* [Exercise]: What is the number of lines in the data holding the word "flag"? Give that number by itself.

________

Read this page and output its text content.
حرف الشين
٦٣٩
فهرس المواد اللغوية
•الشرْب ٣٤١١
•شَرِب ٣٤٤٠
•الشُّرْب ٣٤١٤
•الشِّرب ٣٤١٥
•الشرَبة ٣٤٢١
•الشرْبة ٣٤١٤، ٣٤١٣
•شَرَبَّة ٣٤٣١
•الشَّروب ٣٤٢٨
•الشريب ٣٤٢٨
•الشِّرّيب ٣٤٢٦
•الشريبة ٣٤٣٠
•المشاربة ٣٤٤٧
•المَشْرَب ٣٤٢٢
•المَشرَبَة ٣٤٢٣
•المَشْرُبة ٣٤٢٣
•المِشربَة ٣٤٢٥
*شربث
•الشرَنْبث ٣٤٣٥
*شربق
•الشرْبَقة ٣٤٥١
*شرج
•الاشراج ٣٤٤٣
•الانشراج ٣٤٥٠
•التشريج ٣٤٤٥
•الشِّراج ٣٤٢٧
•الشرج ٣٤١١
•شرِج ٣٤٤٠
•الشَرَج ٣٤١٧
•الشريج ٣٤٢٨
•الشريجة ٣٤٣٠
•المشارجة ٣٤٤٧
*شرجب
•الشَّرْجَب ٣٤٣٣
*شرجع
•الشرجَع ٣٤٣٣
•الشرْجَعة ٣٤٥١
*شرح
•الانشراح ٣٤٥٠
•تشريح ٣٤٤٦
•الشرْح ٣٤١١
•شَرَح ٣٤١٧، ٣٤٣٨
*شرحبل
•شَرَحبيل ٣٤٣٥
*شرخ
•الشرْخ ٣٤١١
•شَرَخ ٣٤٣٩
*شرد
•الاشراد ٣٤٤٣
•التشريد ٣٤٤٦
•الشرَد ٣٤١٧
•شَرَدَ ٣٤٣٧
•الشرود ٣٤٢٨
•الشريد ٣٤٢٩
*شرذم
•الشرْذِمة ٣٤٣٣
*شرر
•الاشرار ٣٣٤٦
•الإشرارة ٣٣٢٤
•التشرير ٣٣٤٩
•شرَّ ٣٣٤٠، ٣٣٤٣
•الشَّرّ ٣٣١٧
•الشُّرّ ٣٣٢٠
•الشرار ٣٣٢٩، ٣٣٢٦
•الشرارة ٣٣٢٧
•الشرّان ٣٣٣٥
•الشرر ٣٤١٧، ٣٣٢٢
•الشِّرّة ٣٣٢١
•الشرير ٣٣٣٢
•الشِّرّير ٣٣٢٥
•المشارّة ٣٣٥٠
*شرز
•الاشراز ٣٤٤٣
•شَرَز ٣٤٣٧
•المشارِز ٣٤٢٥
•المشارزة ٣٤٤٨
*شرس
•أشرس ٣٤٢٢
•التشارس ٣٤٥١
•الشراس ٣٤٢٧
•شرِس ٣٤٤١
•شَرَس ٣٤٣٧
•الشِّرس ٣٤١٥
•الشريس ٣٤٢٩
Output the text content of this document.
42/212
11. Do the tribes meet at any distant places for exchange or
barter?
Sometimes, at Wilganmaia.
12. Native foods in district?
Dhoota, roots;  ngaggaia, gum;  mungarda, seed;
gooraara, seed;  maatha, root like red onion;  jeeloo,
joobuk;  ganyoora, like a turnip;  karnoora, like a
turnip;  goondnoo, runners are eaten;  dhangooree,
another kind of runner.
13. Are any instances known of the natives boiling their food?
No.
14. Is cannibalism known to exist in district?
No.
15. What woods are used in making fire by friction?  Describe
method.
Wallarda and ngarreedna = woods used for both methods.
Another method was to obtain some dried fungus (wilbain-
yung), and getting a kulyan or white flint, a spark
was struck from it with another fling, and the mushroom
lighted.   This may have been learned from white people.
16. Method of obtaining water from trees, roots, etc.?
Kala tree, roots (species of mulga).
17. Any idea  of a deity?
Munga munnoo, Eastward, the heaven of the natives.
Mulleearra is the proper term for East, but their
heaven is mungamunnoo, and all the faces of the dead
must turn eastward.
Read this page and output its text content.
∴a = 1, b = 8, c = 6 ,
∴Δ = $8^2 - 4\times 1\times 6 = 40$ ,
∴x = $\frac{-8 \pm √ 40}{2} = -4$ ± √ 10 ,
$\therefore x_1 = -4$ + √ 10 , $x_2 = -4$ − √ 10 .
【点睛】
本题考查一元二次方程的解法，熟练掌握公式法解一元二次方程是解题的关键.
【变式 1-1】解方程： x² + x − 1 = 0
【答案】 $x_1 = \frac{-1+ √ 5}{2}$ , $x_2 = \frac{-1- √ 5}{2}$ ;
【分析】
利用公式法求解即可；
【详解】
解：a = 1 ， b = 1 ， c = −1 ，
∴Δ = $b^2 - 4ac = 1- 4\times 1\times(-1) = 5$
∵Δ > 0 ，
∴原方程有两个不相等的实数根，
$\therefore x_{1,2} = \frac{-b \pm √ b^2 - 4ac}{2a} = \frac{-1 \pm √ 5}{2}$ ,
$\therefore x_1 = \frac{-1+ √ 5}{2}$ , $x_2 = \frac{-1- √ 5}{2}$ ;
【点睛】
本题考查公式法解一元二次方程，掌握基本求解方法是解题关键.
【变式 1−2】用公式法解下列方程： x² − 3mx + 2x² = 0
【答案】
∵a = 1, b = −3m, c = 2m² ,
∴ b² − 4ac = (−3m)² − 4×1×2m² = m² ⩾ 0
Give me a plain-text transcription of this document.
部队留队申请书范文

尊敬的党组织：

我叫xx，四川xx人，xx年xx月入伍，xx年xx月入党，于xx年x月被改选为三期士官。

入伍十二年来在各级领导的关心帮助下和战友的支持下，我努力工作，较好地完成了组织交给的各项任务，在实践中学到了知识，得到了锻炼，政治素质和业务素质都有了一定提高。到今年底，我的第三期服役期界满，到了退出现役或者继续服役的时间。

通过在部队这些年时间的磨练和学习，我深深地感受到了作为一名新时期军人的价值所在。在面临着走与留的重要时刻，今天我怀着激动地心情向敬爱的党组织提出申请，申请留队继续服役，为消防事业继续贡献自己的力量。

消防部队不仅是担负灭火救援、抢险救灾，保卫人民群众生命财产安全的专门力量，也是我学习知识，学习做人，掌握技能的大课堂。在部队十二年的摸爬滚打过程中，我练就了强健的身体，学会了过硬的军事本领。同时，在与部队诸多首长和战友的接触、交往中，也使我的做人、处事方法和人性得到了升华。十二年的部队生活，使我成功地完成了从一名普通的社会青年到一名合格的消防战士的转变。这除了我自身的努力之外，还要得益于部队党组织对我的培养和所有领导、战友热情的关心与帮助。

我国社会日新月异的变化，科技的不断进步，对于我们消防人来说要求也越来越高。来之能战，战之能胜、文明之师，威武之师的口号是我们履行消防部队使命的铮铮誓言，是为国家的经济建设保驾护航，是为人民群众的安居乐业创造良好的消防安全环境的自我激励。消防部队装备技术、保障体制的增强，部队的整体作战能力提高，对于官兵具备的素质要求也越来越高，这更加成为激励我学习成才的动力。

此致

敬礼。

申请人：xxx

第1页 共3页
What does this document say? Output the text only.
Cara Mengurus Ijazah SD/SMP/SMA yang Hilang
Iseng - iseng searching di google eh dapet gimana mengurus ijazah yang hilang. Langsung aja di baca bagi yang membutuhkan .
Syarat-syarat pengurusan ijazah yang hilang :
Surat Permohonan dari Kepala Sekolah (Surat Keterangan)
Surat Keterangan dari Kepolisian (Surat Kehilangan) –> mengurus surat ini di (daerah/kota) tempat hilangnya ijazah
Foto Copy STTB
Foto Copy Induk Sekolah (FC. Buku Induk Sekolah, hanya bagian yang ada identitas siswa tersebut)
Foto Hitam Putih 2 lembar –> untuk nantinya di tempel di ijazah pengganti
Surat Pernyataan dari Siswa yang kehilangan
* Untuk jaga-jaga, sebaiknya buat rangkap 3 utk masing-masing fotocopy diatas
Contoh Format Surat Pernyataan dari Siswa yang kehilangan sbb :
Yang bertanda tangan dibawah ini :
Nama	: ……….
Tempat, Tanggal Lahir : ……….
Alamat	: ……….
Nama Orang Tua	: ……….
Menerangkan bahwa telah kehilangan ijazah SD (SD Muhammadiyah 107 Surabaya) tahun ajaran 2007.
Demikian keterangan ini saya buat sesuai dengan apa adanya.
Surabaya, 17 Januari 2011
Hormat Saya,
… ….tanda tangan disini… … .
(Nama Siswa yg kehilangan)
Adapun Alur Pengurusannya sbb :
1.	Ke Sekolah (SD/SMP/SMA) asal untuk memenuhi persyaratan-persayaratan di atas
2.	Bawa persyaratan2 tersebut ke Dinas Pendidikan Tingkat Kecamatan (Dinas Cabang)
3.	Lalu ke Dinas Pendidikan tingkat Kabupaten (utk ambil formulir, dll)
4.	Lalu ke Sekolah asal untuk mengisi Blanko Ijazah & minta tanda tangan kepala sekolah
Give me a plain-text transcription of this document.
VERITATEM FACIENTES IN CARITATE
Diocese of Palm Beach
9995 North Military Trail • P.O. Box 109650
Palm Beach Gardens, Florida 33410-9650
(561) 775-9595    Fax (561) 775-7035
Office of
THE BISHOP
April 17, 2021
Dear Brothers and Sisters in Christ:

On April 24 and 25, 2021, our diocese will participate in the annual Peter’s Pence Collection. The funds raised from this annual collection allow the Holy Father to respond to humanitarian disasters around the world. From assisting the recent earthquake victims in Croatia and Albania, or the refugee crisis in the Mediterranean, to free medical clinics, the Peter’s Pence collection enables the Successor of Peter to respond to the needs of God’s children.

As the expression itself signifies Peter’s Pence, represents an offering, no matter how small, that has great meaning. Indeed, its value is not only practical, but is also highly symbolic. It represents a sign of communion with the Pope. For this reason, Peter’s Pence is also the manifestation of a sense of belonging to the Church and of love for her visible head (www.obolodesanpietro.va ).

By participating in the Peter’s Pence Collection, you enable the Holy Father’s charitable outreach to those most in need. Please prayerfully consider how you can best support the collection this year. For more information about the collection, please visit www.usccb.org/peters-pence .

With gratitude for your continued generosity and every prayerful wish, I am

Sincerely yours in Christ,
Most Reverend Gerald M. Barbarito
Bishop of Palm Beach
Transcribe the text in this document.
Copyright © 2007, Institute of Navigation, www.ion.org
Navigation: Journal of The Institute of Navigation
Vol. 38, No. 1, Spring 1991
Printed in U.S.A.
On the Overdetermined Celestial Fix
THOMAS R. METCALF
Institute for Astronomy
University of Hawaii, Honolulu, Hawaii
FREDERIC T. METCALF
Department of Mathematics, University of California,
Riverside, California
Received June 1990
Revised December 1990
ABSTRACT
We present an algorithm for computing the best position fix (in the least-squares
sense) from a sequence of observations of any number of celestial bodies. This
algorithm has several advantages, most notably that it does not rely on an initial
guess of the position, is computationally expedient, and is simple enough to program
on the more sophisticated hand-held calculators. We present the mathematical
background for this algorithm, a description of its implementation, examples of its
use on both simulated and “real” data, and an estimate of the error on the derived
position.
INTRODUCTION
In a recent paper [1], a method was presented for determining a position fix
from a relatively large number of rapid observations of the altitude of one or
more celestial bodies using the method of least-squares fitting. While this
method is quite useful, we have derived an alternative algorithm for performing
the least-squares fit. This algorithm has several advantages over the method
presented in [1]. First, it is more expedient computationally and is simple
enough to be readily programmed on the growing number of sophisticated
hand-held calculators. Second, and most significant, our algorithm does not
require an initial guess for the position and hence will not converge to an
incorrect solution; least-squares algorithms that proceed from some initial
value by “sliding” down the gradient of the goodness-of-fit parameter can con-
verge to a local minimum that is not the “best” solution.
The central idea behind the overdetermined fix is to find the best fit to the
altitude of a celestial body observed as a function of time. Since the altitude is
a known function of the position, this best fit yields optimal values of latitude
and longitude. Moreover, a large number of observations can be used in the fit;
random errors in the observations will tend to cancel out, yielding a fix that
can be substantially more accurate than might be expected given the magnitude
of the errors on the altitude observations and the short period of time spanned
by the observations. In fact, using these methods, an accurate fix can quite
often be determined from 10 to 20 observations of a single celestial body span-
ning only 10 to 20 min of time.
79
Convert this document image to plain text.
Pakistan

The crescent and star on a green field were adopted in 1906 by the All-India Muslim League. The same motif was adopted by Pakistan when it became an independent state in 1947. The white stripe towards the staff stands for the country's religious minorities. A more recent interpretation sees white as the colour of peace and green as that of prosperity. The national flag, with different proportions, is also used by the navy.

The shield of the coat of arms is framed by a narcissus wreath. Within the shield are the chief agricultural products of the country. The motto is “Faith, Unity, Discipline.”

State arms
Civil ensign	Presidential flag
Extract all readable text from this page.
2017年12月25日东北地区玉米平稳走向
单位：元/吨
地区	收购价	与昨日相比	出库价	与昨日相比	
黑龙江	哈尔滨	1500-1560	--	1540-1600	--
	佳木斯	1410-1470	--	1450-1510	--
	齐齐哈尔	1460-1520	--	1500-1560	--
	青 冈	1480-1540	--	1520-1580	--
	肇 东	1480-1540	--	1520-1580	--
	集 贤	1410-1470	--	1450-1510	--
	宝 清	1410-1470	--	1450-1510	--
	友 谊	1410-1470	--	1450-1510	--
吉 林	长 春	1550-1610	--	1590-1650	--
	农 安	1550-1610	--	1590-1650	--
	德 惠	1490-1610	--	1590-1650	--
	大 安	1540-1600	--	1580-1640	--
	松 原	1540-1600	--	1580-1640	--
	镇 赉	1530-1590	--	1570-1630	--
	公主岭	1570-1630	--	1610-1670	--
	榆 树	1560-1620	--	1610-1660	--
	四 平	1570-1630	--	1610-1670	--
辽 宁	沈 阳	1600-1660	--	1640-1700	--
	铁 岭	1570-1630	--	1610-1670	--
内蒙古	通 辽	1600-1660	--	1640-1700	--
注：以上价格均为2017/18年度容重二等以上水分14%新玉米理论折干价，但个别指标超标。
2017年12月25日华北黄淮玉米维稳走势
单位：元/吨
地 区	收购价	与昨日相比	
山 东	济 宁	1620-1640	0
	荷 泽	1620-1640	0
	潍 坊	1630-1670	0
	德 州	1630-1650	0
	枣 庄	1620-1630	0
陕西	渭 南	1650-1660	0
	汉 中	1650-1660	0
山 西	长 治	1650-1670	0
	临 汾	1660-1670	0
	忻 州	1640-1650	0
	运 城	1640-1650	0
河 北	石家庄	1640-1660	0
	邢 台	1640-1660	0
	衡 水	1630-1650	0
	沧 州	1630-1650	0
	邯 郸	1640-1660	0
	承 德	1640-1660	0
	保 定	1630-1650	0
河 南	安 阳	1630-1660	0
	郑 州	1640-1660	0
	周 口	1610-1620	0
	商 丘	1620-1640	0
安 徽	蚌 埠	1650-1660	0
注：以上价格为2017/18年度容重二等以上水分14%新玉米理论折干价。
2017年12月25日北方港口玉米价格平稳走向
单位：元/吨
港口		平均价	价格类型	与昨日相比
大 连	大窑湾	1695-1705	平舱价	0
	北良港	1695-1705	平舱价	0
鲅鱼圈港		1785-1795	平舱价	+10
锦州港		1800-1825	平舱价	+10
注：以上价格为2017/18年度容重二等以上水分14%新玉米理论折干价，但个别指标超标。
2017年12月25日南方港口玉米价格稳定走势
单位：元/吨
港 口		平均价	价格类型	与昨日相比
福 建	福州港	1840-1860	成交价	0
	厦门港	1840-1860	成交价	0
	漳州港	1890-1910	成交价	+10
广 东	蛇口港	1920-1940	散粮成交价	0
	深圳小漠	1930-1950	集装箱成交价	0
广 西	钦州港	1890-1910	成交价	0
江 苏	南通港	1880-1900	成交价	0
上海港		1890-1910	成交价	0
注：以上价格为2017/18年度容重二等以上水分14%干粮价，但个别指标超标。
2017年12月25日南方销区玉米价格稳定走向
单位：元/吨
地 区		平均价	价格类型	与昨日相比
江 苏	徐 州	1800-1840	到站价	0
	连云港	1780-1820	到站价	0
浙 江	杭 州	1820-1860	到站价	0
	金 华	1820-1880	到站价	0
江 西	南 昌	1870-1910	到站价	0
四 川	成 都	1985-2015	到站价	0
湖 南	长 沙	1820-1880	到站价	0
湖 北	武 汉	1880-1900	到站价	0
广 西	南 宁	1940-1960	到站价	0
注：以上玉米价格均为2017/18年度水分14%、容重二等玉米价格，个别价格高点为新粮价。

________

* [Result of the task]: 2